= What is being asked =
Skip the pictures. Transcribe the rest of the data below without changing a word.

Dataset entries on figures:
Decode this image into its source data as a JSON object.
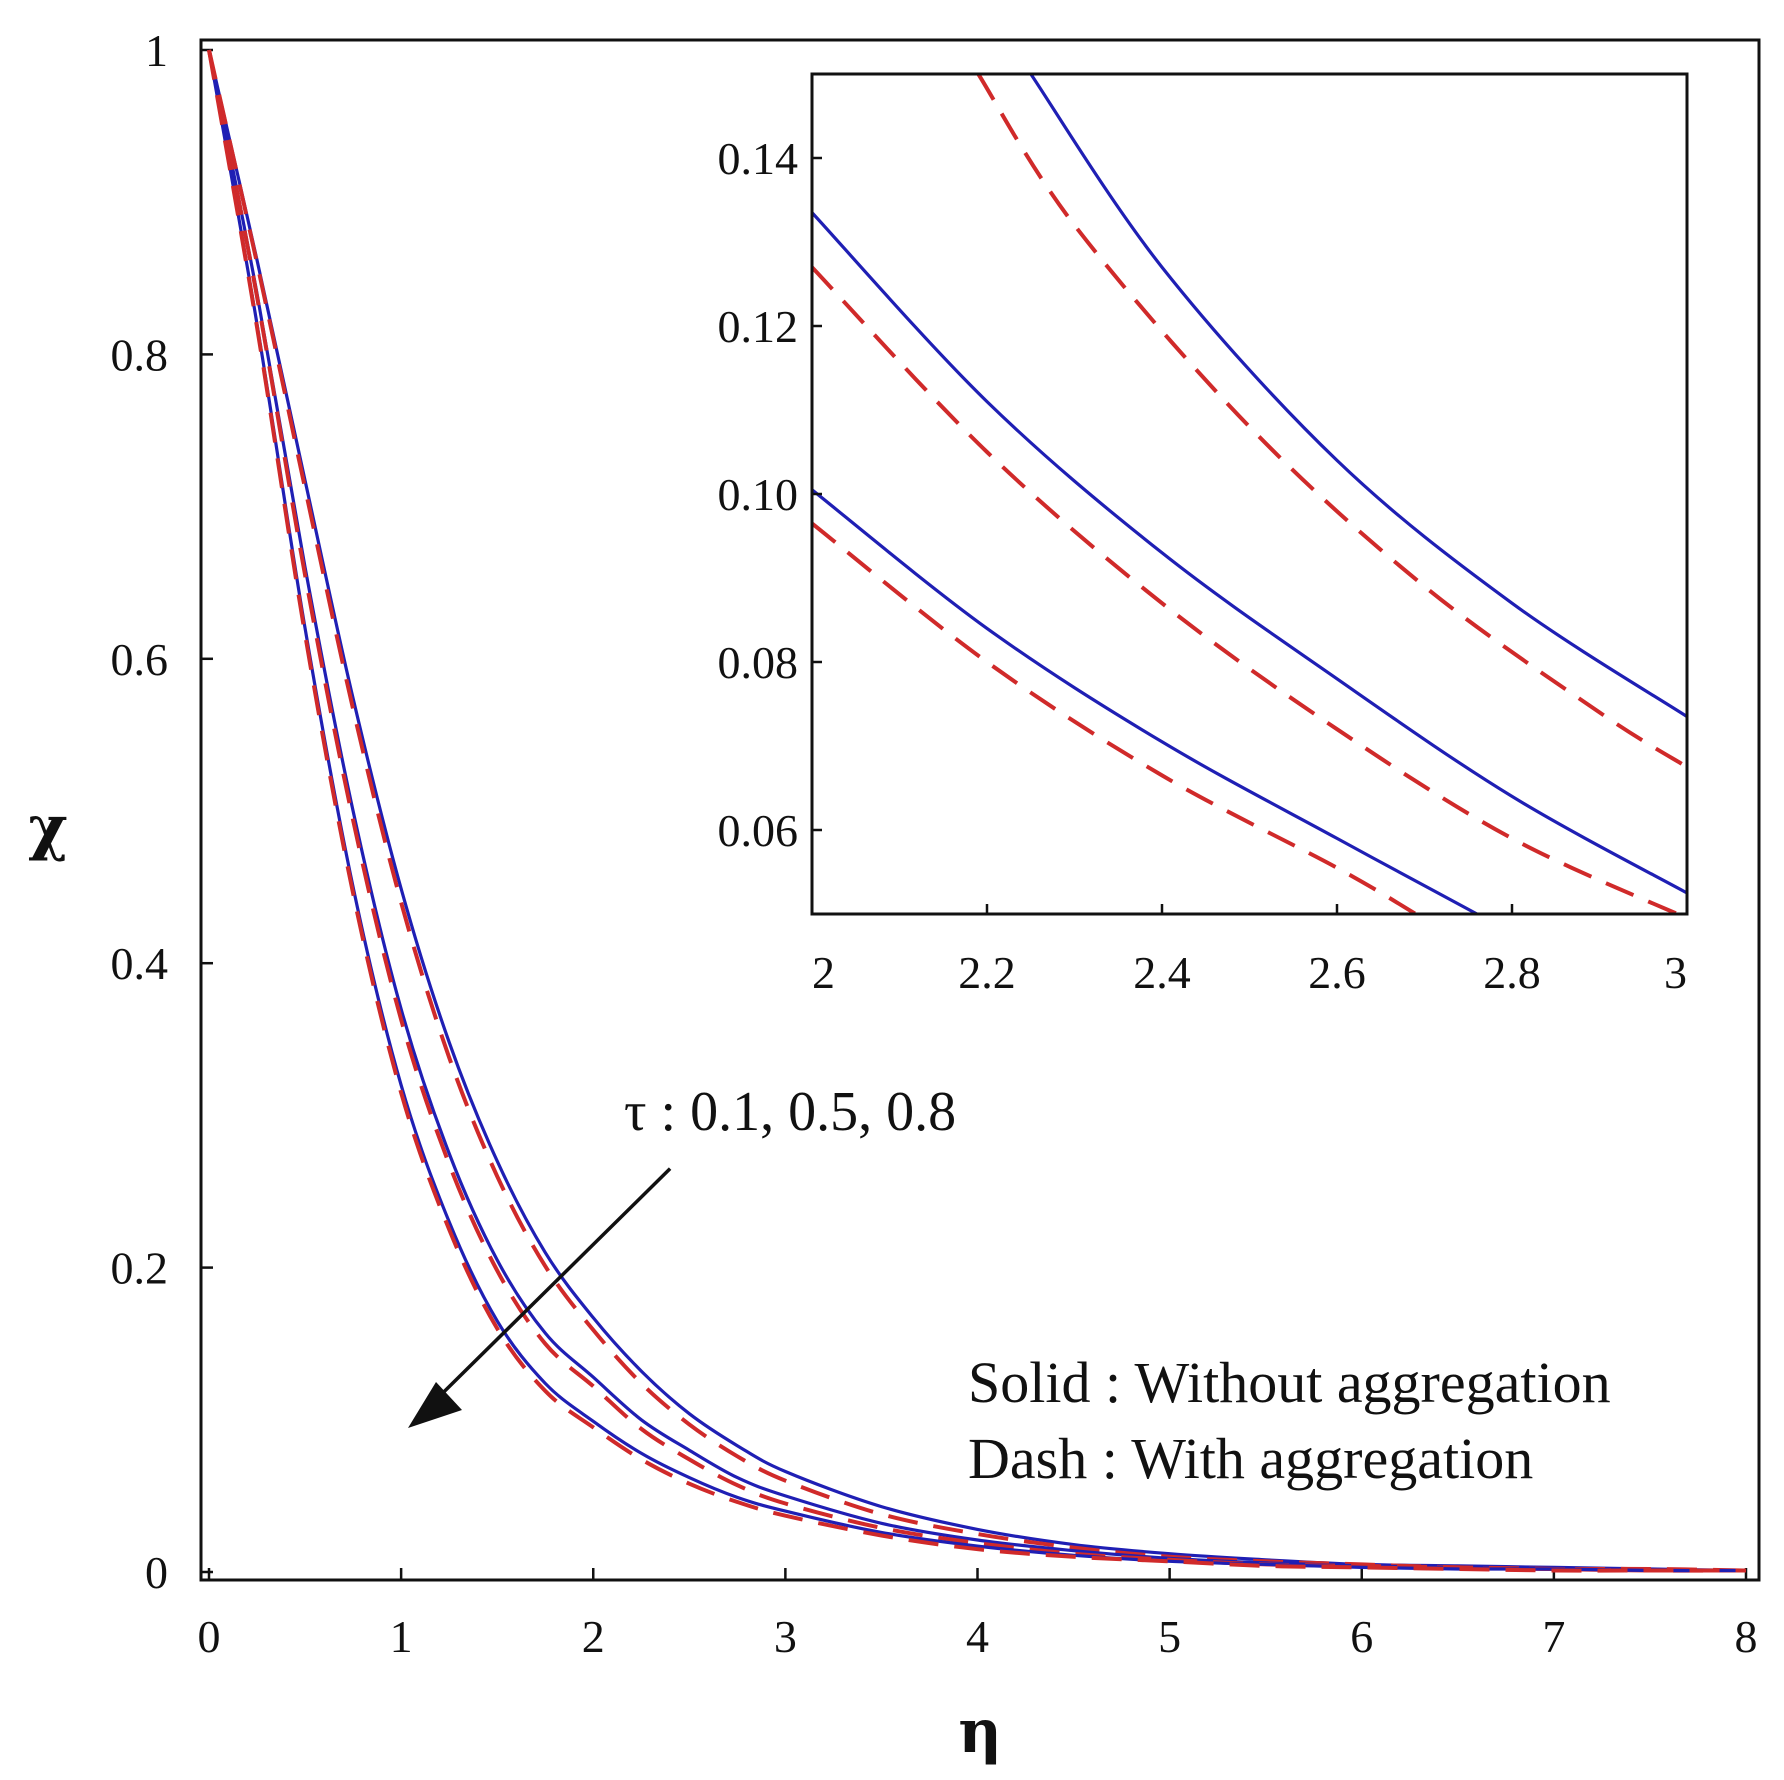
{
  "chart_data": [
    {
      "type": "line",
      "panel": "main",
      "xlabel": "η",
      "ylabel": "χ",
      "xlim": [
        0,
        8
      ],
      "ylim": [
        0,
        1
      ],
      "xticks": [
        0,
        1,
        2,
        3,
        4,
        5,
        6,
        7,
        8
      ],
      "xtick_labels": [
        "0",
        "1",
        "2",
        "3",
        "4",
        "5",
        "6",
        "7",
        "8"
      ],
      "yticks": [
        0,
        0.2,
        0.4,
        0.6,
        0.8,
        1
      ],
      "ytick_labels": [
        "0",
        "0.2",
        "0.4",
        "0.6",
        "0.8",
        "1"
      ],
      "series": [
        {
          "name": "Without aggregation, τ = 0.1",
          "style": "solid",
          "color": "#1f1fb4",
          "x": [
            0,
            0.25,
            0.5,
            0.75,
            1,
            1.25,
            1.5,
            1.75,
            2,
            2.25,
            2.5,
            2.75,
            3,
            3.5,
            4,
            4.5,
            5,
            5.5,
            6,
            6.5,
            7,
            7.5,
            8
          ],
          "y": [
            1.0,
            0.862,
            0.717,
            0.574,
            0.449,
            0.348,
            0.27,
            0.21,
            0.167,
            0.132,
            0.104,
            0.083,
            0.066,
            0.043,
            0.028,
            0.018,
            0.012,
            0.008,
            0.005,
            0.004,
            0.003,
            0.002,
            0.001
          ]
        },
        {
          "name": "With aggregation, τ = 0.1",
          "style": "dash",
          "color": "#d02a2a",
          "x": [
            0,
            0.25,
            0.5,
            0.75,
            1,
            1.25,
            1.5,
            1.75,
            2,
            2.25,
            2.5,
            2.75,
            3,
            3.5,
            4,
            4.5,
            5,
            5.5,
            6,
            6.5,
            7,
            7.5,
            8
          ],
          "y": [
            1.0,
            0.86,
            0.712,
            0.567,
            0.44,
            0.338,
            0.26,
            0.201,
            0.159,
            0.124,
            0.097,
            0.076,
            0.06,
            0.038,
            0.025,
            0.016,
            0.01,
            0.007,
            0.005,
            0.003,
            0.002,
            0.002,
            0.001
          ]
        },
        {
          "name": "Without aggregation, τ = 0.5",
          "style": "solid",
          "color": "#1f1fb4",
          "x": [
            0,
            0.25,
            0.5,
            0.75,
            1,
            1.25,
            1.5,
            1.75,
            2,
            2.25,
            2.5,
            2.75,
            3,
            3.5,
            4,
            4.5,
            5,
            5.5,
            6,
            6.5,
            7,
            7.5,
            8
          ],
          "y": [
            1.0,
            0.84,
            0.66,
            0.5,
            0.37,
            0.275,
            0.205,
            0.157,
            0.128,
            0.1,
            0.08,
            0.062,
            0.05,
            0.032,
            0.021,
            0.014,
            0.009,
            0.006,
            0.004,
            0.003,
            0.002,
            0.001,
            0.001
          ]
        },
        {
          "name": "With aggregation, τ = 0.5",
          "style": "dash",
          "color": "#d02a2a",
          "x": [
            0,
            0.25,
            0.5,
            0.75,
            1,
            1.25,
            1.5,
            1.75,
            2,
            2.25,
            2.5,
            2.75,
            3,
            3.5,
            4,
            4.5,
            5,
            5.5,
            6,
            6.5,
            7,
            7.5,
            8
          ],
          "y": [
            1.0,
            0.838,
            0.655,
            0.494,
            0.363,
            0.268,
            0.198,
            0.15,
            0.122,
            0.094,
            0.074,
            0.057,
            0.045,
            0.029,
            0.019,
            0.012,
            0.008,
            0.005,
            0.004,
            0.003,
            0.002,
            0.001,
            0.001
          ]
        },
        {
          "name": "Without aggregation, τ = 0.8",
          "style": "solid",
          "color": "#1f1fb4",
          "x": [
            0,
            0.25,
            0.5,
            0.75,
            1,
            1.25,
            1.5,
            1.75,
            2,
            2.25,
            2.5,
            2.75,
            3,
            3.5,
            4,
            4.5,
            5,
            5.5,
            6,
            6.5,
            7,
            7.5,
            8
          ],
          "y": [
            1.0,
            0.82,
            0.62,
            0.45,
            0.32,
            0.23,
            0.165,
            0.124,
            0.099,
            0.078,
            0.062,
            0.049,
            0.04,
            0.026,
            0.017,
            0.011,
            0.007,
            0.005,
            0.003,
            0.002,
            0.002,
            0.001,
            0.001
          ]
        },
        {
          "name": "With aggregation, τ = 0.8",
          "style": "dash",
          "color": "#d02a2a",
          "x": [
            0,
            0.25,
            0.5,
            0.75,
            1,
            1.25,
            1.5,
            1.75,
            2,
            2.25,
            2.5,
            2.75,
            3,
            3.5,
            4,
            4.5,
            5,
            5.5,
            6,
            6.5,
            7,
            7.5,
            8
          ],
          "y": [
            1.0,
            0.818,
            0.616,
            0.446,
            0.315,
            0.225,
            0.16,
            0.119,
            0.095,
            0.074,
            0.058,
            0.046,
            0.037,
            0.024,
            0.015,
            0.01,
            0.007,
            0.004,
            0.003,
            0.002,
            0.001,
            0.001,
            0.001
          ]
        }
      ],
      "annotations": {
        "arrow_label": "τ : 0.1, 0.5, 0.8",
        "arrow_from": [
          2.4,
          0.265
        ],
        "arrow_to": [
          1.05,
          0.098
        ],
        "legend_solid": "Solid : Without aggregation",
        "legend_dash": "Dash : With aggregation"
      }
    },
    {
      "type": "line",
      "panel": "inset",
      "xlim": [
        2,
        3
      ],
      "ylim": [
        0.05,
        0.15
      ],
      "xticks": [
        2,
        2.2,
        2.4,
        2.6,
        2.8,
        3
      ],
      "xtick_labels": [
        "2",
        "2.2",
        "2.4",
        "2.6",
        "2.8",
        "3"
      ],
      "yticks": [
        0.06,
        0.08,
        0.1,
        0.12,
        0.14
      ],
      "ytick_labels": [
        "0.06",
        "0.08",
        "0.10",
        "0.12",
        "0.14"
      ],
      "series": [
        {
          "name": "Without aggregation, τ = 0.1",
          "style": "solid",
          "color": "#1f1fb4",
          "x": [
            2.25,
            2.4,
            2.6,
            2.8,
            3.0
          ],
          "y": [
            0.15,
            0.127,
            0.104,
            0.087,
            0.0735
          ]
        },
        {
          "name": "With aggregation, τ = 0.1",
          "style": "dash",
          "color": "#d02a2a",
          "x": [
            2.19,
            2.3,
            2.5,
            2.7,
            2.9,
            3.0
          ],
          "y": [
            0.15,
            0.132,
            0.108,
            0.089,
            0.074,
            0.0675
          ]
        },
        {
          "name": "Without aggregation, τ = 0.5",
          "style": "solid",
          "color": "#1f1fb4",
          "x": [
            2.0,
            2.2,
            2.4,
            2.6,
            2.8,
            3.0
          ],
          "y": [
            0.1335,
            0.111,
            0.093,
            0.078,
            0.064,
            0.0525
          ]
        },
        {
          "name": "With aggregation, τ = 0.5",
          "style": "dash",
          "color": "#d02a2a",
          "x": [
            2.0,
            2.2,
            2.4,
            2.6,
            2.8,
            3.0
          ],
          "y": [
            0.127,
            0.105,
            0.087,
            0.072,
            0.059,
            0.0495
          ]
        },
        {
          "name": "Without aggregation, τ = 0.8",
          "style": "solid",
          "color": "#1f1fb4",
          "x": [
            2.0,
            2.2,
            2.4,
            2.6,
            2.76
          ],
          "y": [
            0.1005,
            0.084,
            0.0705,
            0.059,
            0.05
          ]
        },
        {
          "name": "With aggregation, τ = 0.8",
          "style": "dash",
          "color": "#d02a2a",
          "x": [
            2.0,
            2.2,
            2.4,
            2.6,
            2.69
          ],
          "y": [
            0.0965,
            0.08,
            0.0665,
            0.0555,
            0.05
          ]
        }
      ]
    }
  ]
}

= Reply =
Decode this image into its source data as a JSON object.
{
  "chart_data": [
    {
      "type": "line",
      "panel": "main",
      "xlabel": "η",
      "ylabel": "χ",
      "xlim": [
        0,
        8
      ],
      "ylim": [
        0,
        1
      ],
      "xticks": [
        0,
        1,
        2,
        3,
        4,
        5,
        6,
        7,
        8
      ],
      "xtick_labels": [
        "0",
        "1",
        "2",
        "3",
        "4",
        "5",
        "6",
        "7",
        "8"
      ],
      "yticks": [
        0,
        0.2,
        0.4,
        0.6,
        0.8,
        1
      ],
      "ytick_labels": [
        "0",
        "0.2",
        "0.4",
        "0.6",
        "0.8",
        "1"
      ],
      "series": [
        {
          "name": "Without aggregation, τ = 0.1",
          "style": "solid",
          "color": "#1f1fb4",
          "x": [
            0,
            0.25,
            0.5,
            0.75,
            1,
            1.25,
            1.5,
            1.75,
            2,
            2.25,
            2.5,
            2.75,
            3,
            3.5,
            4,
            4.5,
            5,
            5.5,
            6,
            6.5,
            7,
            7.5,
            8
          ],
          "y": [
            1.0,
            0.862,
            0.717,
            0.574,
            0.449,
            0.348,
            0.27,
            0.21,
            0.167,
            0.132,
            0.104,
            0.083,
            0.066,
            0.043,
            0.028,
            0.018,
            0.012,
            0.008,
            0.005,
            0.004,
            0.003,
            0.002,
            0.001
          ]
        },
        {
          "name": "With aggregation, τ = 0.1",
          "style": "dash",
          "color": "#d02a2a",
          "x": [
            0,
            0.25,
            0.5,
            0.75,
            1,
            1.25,
            1.5,
            1.75,
            2,
            2.25,
            2.5,
            2.75,
            3,
            3.5,
            4,
            4.5,
            5,
            5.5,
            6,
            6.5,
            7,
            7.5,
            8
          ],
          "y": [
            1.0,
            0.86,
            0.712,
            0.567,
            0.44,
            0.338,
            0.26,
            0.201,
            0.159,
            0.124,
            0.097,
            0.076,
            0.06,
            0.038,
            0.025,
            0.016,
            0.01,
            0.007,
            0.005,
            0.003,
            0.002,
            0.002,
            0.001
          ]
        },
        {
          "name": "Without aggregation, τ = 0.5",
          "style": "solid",
          "color": "#1f1fb4",
          "x": [
            0,
            0.25,
            0.5,
            0.75,
            1,
            1.25,
            1.5,
            1.75,
            2,
            2.25,
            2.5,
            2.75,
            3,
            3.5,
            4,
            4.5,
            5,
            5.5,
            6,
            6.5,
            7,
            7.5,
            8
          ],
          "y": [
            1.0,
            0.84,
            0.66,
            0.5,
            0.37,
            0.275,
            0.205,
            0.157,
            0.128,
            0.1,
            0.08,
            0.062,
            0.05,
            0.032,
            0.021,
            0.014,
            0.009,
            0.006,
            0.004,
            0.003,
            0.002,
            0.001,
            0.001
          ]
        },
        {
          "name": "With aggregation, τ = 0.5",
          "style": "dash",
          "color": "#d02a2a",
          "x": [
            0,
            0.25,
            0.5,
            0.75,
            1,
            1.25,
            1.5,
            1.75,
            2,
            2.25,
            2.5,
            2.75,
            3,
            3.5,
            4,
            4.5,
            5,
            5.5,
            6,
            6.5,
            7,
            7.5,
            8
          ],
          "y": [
            1.0,
            0.838,
            0.655,
            0.494,
            0.363,
            0.268,
            0.198,
            0.15,
            0.122,
            0.094,
            0.074,
            0.057,
            0.045,
            0.029,
            0.019,
            0.012,
            0.008,
            0.005,
            0.004,
            0.003,
            0.002,
            0.001,
            0.001
          ]
        },
        {
          "name": "Without aggregation, τ = 0.8",
          "style": "solid",
          "color": "#1f1fb4",
          "x": [
            0,
            0.25,
            0.5,
            0.75,
            1,
            1.25,
            1.5,
            1.75,
            2,
            2.25,
            2.5,
            2.75,
            3,
            3.5,
            4,
            4.5,
            5,
            5.5,
            6,
            6.5,
            7,
            7.5,
            8
          ],
          "y": [
            1.0,
            0.82,
            0.62,
            0.45,
            0.32,
            0.23,
            0.165,
            0.124,
            0.099,
            0.078,
            0.062,
            0.049,
            0.04,
            0.026,
            0.017,
            0.011,
            0.007,
            0.005,
            0.003,
            0.002,
            0.002,
            0.001,
            0.001
          ]
        },
        {
          "name": "With aggregation, τ = 0.8",
          "style": "dash",
          "color": "#d02a2a",
          "x": [
            0,
            0.25,
            0.5,
            0.75,
            1,
            1.25,
            1.5,
            1.75,
            2,
            2.25,
            2.5,
            2.75,
            3,
            3.5,
            4,
            4.5,
            5,
            5.5,
            6,
            6.5,
            7,
            7.5,
            8
          ],
          "y": [
            1.0,
            0.818,
            0.616,
            0.446,
            0.315,
            0.225,
            0.16,
            0.119,
            0.095,
            0.074,
            0.058,
            0.046,
            0.037,
            0.024,
            0.015,
            0.01,
            0.007,
            0.004,
            0.003,
            0.002,
            0.001,
            0.001,
            0.001
          ]
        }
      ],
      "annotations": {
        "arrow_label": "τ : 0.1, 0.5, 0.8",
        "arrow_from": [
          2.4,
          0.265
        ],
        "arrow_to": [
          1.05,
          0.098
        ],
        "legend_solid": "Solid : Without aggregation",
        "legend_dash": "Dash : With aggregation"
      }
    },
    {
      "type": "line",
      "panel": "inset",
      "xlim": [
        2,
        3
      ],
      "ylim": [
        0.05,
        0.15
      ],
      "xticks": [
        2,
        2.2,
        2.4,
        2.6,
        2.8,
        3
      ],
      "xtick_labels": [
        "2",
        "2.2",
        "2.4",
        "2.6",
        "2.8",
        "3"
      ],
      "yticks": [
        0.06,
        0.08,
        0.1,
        0.12,
        0.14
      ],
      "ytick_labels": [
        "0.06",
        "0.08",
        "0.10",
        "0.12",
        "0.14"
      ],
      "series": [
        {
          "name": "Without aggregation, τ = 0.1",
          "style": "solid",
          "color": "#1f1fb4",
          "x": [
            2.25,
            2.4,
            2.6,
            2.8,
            3.0
          ],
          "y": [
            0.15,
            0.127,
            0.104,
            0.087,
            0.0735
          ]
        },
        {
          "name": "With aggregation, τ = 0.1",
          "style": "dash",
          "color": "#d02a2a",
          "x": [
            2.19,
            2.3,
            2.5,
            2.7,
            2.9,
            3.0
          ],
          "y": [
            0.15,
            0.132,
            0.108,
            0.089,
            0.074,
            0.0675
          ]
        },
        {
          "name": "Without aggregation, τ = 0.5",
          "style": "solid",
          "color": "#1f1fb4",
          "x": [
            2.0,
            2.2,
            2.4,
            2.6,
            2.8,
            3.0
          ],
          "y": [
            0.1335,
            0.111,
            0.093,
            0.078,
            0.064,
            0.0525
          ]
        },
        {
          "name": "With aggregation, τ = 0.5",
          "style": "dash",
          "color": "#d02a2a",
          "x": [
            2.0,
            2.2,
            2.4,
            2.6,
            2.8,
            3.0
          ],
          "y": [
            0.127,
            0.105,
            0.087,
            0.072,
            0.059,
            0.0495
          ]
        },
        {
          "name": "Without aggregation, τ = 0.8",
          "style": "solid",
          "color": "#1f1fb4",
          "x": [
            2.0,
            2.2,
            2.4,
            2.6,
            2.76
          ],
          "y": [
            0.1005,
            0.084,
            0.0705,
            0.059,
            0.05
          ]
        },
        {
          "name": "With aggregation, τ = 0.8",
          "style": "dash",
          "color": "#d02a2a",
          "x": [
            2.0,
            2.2,
            2.4,
            2.6,
            2.69
          ],
          "y": [
            0.0965,
            0.08,
            0.0665,
            0.0555,
            0.05
          ]
        }
      ]
    }
  ]
}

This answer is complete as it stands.